— start GIVEN DATA —

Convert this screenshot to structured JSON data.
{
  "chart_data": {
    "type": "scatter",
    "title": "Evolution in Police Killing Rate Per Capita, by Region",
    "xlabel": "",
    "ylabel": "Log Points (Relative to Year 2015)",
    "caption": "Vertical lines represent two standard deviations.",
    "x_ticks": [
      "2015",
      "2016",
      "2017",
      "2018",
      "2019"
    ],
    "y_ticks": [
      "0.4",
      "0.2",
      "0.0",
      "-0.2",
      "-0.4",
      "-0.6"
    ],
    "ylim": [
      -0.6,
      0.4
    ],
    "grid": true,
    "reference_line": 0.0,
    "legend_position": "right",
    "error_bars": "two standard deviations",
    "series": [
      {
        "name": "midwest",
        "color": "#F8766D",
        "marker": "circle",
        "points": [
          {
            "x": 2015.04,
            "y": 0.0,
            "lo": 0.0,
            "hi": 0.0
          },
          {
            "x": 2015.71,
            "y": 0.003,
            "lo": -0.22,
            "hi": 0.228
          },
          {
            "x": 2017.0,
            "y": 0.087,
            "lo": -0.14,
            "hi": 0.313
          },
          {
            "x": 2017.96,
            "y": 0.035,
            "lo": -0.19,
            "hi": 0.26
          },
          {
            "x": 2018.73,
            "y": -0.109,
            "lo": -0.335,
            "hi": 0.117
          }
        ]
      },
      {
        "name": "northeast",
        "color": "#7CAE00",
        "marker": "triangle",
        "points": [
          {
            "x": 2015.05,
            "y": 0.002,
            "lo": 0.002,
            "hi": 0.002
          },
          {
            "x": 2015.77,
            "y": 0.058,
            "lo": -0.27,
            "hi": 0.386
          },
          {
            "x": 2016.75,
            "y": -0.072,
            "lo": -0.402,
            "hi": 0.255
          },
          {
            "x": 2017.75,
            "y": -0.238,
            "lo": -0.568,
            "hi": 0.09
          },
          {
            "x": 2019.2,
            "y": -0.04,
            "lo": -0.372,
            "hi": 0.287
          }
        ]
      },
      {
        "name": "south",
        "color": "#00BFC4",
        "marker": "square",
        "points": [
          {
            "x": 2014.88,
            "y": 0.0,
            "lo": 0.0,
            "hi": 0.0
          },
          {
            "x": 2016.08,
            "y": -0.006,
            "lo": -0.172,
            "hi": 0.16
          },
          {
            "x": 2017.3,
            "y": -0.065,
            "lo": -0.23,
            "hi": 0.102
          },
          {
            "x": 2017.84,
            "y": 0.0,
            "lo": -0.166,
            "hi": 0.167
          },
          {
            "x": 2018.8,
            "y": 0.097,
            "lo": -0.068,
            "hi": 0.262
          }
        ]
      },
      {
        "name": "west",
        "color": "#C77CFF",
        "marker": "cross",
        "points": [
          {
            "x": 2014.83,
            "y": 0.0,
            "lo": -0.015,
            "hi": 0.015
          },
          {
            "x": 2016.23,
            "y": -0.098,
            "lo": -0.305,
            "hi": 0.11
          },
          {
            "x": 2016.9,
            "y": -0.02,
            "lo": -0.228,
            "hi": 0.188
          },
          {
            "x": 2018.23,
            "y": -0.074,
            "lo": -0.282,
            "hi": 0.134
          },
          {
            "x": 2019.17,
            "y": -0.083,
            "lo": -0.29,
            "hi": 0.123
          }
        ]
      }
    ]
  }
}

— end GIVEN DATA —

GOAL » Restate every entry word for word.

THE RESULT »
Convert this screenshot to structured JSON data.
{
  "chart_data": {
    "type": "scatter",
    "title": "Evolution in Police Killing Rate Per Capita, by Region",
    "xlabel": "",
    "ylabel": "Log Points (Relative to Year 2015)",
    "caption": "Vertical lines represent two standard deviations.",
    "x_ticks": [
      "2015",
      "2016",
      "2017",
      "2018",
      "2019"
    ],
    "y_ticks": [
      "0.4",
      "0.2",
      "0.0",
      "-0.2",
      "-0.4",
      "-0.6"
    ],
    "ylim": [
      -0.6,
      0.4
    ],
    "grid": true,
    "reference_line": 0.0,
    "legend_position": "right",
    "error_bars": "two standard deviations",
    "series": [
      {
        "name": "midwest",
        "color": "#F8766D",
        "marker": "circle",
        "points": [
          {
            "x": 2015.04,
            "y": 0.0,
            "lo": 0.0,
            "hi": 0.0
          },
          {
            "x": 2015.71,
            "y": 0.003,
            "lo": -0.22,
            "hi": 0.228
          },
          {
            "x": 2017.0,
            "y": 0.087,
            "lo": -0.14,
            "hi": 0.313
          },
          {
            "x": 2017.96,
            "y": 0.035,
            "lo": -0.19,
            "hi": 0.26
          },
          {
            "x": 2018.73,
            "y": -0.109,
            "lo": -0.335,
            "hi": 0.117
          }
        ]
      },
      {
        "name": "northeast",
        "color": "#7CAE00",
        "marker": "triangle",
        "points": [
          {
            "x": 2015.05,
            "y": 0.002,
            "lo": 0.002,
            "hi": 0.002
          },
          {
            "x": 2015.77,
            "y": 0.058,
            "lo": -0.27,
            "hi": 0.386
          },
          {
            "x": 2016.75,
            "y": -0.072,
            "lo": -0.402,
            "hi": 0.255
          },
          {
            "x": 2017.75,
            "y": -0.238,
            "lo": -0.568,
            "hi": 0.09
          },
          {
            "x": 2019.2,
            "y": -0.04,
            "lo": -0.372,
            "hi": 0.287
          }
        ]
      },
      {
        "name": "south",
        "color": "#00BFC4",
        "marker": "square",
        "points": [
          {
            "x": 2014.88,
            "y": 0.0,
            "lo": 0.0,
            "hi": 0.0
          },
          {
            "x": 2016.08,
            "y": -0.006,
            "lo": -0.172,
            "hi": 0.16
          },
          {
            "x": 2017.3,
            "y": -0.065,
            "lo": -0.23,
            "hi": 0.102
          },
          {
            "x": 2017.84,
            "y": 0.0,
            "lo": -0.166,
            "hi": 0.167
          },
          {
            "x": 2018.8,
            "y": 0.097,
            "lo": -0.068,
            "hi": 0.262
          }
        ]
      },
      {
        "name": "west",
        "color": "#C77CFF",
        "marker": "cross",
        "points": [
          {
            "x": 2014.83,
            "y": 0.0,
            "lo": -0.015,
            "hi": 0.015
          },
          {
            "x": 2016.23,
            "y": -0.098,
            "lo": -0.305,
            "hi": 0.11
          },
          {
            "x": 2016.9,
            "y": -0.02,
            "lo": -0.228,
            "hi": 0.188
          },
          {
            "x": 2018.23,
            "y": -0.074,
            "lo": -0.282,
            "hi": 0.134
          },
          {
            "x": 2019.17,
            "y": -0.083,
            "lo": -0.29,
            "hi": 0.123
          }
        ]
      }
    ]
  }
}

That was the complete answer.